- **WRITTEN TASK**: Present the data once more in exactly its original form.

- **PROVIDED MATERIAL**:
<<<<

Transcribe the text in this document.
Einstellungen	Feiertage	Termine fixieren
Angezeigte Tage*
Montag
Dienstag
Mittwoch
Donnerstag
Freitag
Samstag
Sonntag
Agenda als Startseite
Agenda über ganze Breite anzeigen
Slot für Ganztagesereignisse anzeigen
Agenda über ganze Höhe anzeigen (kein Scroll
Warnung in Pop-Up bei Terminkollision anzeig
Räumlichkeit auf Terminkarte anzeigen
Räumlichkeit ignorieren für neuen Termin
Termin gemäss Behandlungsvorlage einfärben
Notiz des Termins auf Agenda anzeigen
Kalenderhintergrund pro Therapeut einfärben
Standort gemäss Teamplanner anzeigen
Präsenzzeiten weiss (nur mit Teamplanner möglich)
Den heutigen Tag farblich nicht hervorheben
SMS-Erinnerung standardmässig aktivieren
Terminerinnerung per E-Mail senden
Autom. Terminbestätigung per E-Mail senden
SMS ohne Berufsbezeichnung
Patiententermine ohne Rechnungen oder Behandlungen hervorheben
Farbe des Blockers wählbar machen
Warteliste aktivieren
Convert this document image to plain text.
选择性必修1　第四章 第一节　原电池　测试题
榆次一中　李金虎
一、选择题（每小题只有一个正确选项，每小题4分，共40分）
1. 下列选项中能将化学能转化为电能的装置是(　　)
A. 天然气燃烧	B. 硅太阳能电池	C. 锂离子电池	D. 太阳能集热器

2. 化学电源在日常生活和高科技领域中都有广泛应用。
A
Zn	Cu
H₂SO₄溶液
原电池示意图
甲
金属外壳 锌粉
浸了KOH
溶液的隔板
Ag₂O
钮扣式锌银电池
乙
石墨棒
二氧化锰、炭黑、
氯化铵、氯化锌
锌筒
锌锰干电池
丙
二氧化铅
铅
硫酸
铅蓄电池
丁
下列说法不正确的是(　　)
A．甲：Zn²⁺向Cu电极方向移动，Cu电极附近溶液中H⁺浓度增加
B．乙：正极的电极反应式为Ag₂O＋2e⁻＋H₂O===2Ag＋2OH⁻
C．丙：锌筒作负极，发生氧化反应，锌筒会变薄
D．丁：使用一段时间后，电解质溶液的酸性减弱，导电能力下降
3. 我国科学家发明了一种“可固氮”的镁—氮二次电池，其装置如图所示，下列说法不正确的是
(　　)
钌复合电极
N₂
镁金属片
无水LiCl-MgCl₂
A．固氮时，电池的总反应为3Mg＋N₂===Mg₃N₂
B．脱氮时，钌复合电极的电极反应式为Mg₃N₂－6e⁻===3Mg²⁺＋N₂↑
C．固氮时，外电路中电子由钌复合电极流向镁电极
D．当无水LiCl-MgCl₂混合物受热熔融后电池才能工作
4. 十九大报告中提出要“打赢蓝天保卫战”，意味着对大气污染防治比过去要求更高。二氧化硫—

>>>>

- **TASK ANSWER**:
Transcribe the text in this document.
Einstellungen	Feiertage	Termine fixieren
Angezeigte Tage*
Montag
Dienstag
Mittwoch
Donnerstag
Freitag
Samstag
Sonntag
Agenda als Startseite
Agenda über ganze Breite anzeigen
Slot für Ganztagesereignisse anzeigen
Agenda über ganze Höhe anzeigen (kein Scroll
Warnung in Pop-Up bei Terminkollision anzeig
Räumlichkeit auf Terminkarte anzeigen
Räumlichkeit ignorieren für neuen Termin
Termin gemäss Behandlungsvorlage einfärben
Notiz des Termins auf Agenda anzeigen
Kalenderhintergrund pro Therapeut einfärben
Standort gemäss Teamplanner anzeigen
Präsenzzeiten weiss (nur mit Teamplanner möglich)
Den heutigen Tag farblich nicht hervorheben
SMS-Erinnerung standardmässig aktivieren
Terminerinnerung per E-Mail senden
Autom. Terminbestätigung per E-Mail senden
SMS ohne Berufsbezeichnung
Patiententermine ohne Rechnungen oder Behandlungen hervorheben
Farbe des Blockers wählbar machen
Warteliste aktivieren
Convert this document image to plain text.
选择性必修1　第四章 第一节　原电池　测试题
榆次一中　李金虎
一、选择题（每小题只有一个正确选项，每小题4分，共40分）
1. 下列选项中能将化学能转化为电能的装置是(　　)
A. 天然气燃烧	B. 硅太阳能电池	C. 锂离子电池	D. 太阳能集热器

2. 化学电源在日常生活和高科技领域中都有广泛应用。
A
Zn	Cu
H₂SO₄溶液
原电池示意图
甲
金属外壳 锌粉
浸了KOH
溶液的隔板
Ag₂O
钮扣式锌银电池
乙
石墨棒
二氧化锰、炭黑、
氯化铵、氯化锌
锌筒
锌锰干电池
丙
二氧化铅
铅
硫酸
铅蓄电池
丁
下列说法不正确的是(　　)
A．甲：Zn²⁺向Cu电极方向移动，Cu电极附近溶液中H⁺浓度增加
B．乙：正极的电极反应式为Ag₂O＋2e⁻＋H₂O===2Ag＋2OH⁻
C．丙：锌筒作负极，发生氧化反应，锌筒会变薄
D．丁：使用一段时间后，电解质溶液的酸性减弱，导电能力下降
3. 我国科学家发明了一种“可固氮”的镁—氮二次电池，其装置如图所示，下列说法不正确的是
(　　)
钌复合电极
N₂
镁金属片
无水LiCl-MgCl₂
A．固氮时，电池的总反应为3Mg＋N₂===Mg₃N₂
B．脱氮时，钌复合电极的电极反应式为Mg₃N₂－6e⁻===3Mg²⁺＋N₂↑
C．固氮时，外电路中电子由钌复合电极流向镁电极
D．当无水LiCl-MgCl₂混合物受热熔融后电池才能工作
4. 十九大报告中提出要“打赢蓝天保卫战”，意味着对大气污染防治比过去要求更高。二氧化硫—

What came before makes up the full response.